Exercise materials =>
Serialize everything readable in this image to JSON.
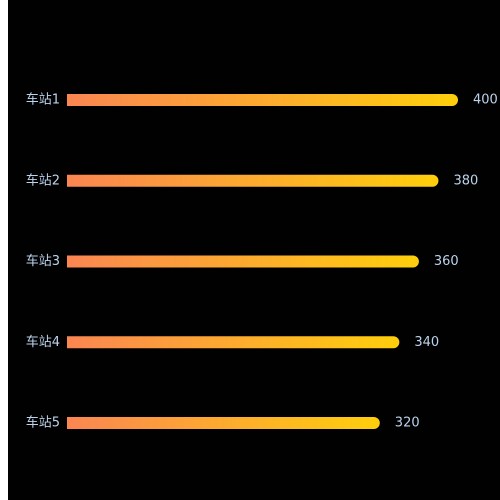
{
  "chart_data": {
    "type": "bar",
    "orientation": "horizontal",
    "categories": [
      "车站1",
      "车站2",
      "车站3",
      "车站4",
      "车站5"
    ],
    "values": [
      400,
      380,
      360,
      340,
      320
    ],
    "title": "",
    "xlabel": "",
    "ylabel": "",
    "xlim": [
      0,
      400
    ],
    "grid": false,
    "legend": "none",
    "data_labels": true
  },
  "colors": {
    "background": "#010101",
    "bar_gradient_start": "#fa8652",
    "bar_gradient_end": "#fecf0c",
    "label_text": "#bcd3ec"
  }
}
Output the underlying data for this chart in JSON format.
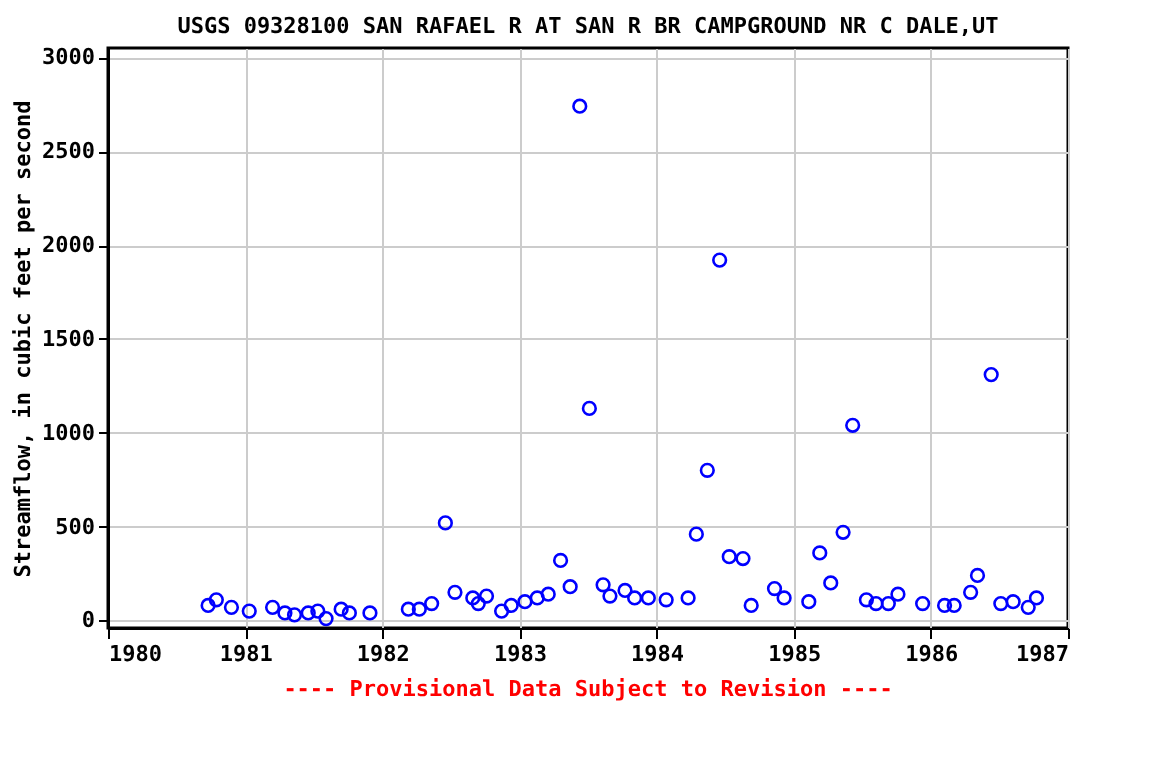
{
  "chart_data": {
    "type": "scatter",
    "title": "USGS 09328100 SAN RAFAEL R AT SAN R BR CAMPGROUND NR C DALE,UT",
    "ylabel": "Streamflow, in cubic feet per second",
    "annotations": [
      "---- Provisional Data Subject to Revision ----"
    ],
    "x": [
      1980.73,
      1980.79,
      1980.9,
      1981.03,
      1981.2,
      1981.29,
      1981.36,
      1981.46,
      1981.53,
      1981.59,
      1981.7,
      1981.76,
      1981.91,
      1982.19,
      1982.27,
      1982.36,
      1982.46,
      1982.53,
      1982.66,
      1982.7,
      1982.76,
      1982.87,
      1982.94,
      1983.04,
      1983.13,
      1983.21,
      1983.3,
      1983.37,
      1983.44,
      1983.51,
      1983.61,
      1983.66,
      1983.77,
      1983.84,
      1983.94,
      1984.07,
      1984.23,
      1984.29,
      1984.37,
      1984.46,
      1984.53,
      1984.63,
      1984.69,
      1984.86,
      1984.93,
      1985.11,
      1985.19,
      1985.27,
      1985.36,
      1985.43,
      1985.53,
      1985.6,
      1985.69,
      1985.76,
      1985.94,
      1986.1,
      1986.17,
      1986.29,
      1986.34,
      1986.44,
      1986.51,
      1986.6,
      1986.71,
      1986.77
    ],
    "series": [
      {
        "color": "#0000ff",
        "values": [
          80,
          110,
          70,
          50,
          70,
          40,
          30,
          40,
          50,
          10,
          60,
          40,
          40,
          60,
          60,
          90,
          520,
          150,
          120,
          90,
          130,
          50,
          80,
          100,
          120,
          140,
          320,
          180,
          2740,
          1130,
          190,
          130,
          160,
          120,
          120,
          110,
          120,
          460,
          800,
          1920,
          340,
          330,
          80,
          170,
          120,
          100,
          360,
          200,
          470,
          1040,
          110,
          90,
          90,
          140,
          90,
          80,
          80,
          150,
          240,
          1310,
          90,
          100,
          70,
          120
        ]
      }
    ],
    "xlim": [
      1980,
      1987
    ],
    "xticks": [
      1980,
      1981,
      1982,
      1983,
      1984,
      1985,
      1986,
      1987
    ],
    "ylim": [
      -40,
      3050
    ],
    "yticks": [
      0,
      500,
      1000,
      1500,
      2000,
      2500,
      3000
    ],
    "grid": true,
    "marker": "circle"
  }
}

Requirement => Copy every line of the data exactly as written, excluding the pictures.

Output for this exercise =>
Serialize everything readable in this image to JSON.
{
  "chart_data": {
    "type": "bar",
    "orientation": "horizontal",
    "categories": [
      "车站1",
      "车站2",
      "车站3",
      "车站4",
      "车站5"
    ],
    "values": [
      400,
      380,
      360,
      340,
      320
    ],
    "title": "",
    "xlabel": "",
    "ylabel": "",
    "xlim": [
      0,
      400
    ],
    "grid": false,
    "legend": "none",
    "data_labels": true
  },
  "colors": {
    "background": "#010101",
    "bar_gradient_start": "#fa8652",
    "bar_gradient_end": "#fecf0c",
    "label_text": "#bcd3ec"
  }
}
Output the underlying data for this chart in JSON format.
{
  "chart_data": {
    "type": "scatter",
    "title": "USGS 09328100 SAN RAFAEL R AT SAN R BR CAMPGROUND NR C DALE,UT",
    "ylabel": "Streamflow, in cubic feet per second",
    "annotations": [
      "---- Provisional Data Subject to Revision ----"
    ],
    "x": [
      1980.73,
      1980.79,
      1980.9,
      1981.03,
      1981.2,
      1981.29,
      1981.36,
      1981.46,
      1981.53,
      1981.59,
      1981.7,
      1981.76,
      1981.91,
      1982.19,
      1982.27,
      1982.36,
      1982.46,
      1982.53,
      1982.66,
      1982.7,
      1982.76,
      1982.87,
      1982.94,
      1983.04,
      1983.13,
      1983.21,
      1983.3,
      1983.37,
      1983.44,
      1983.51,
      1983.61,
      1983.66,
      1983.77,
      1983.84,
      1983.94,
      1984.07,
      1984.23,
      1984.29,
      1984.37,
      1984.46,
      1984.53,
      1984.63,
      1984.69,
      1984.86,
      1984.93,
      1985.11,
      1985.19,
      1985.27,
      1985.36,
      1985.43,
      1985.53,
      1985.6,
      1985.69,
      1985.76,
      1985.94,
      1986.1,
      1986.17,
      1986.29,
      1986.34,
      1986.44,
      1986.51,
      1986.6,
      1986.71,
      1986.77
    ],
    "series": [
      {
        "color": "#0000ff",
        "values": [
          80,
          110,
          70,
          50,
          70,
          40,
          30,
          40,
          50,
          10,
          60,
          40,
          40,
          60,
          60,
          90,
          520,
          150,
          120,
          90,
          130,
          50,
          80,
          100,
          120,
          140,
          320,
          180,
          2740,
          1130,
          190,
          130,
          160,
          120,
          120,
          110,
          120,
          460,
          800,
          1920,
          340,
          330,
          80,
          170,
          120,
          100,
          360,
          200,
          470,
          1040,
          110,
          90,
          90,
          140,
          90,
          80,
          80,
          150,
          240,
          1310,
          90,
          100,
          70,
          120
        ]
      }
    ],
    "xlim": [
      1980,
      1987
    ],
    "xticks": [
      1980,
      1981,
      1982,
      1983,
      1984,
      1985,
      1986,
      1987
    ],
    "ylim": [
      -40,
      3050
    ],
    "yticks": [
      0,
      500,
      1000,
      1500,
      2000,
      2500,
      3000
    ],
    "grid": true,
    "marker": "circle"
  }
}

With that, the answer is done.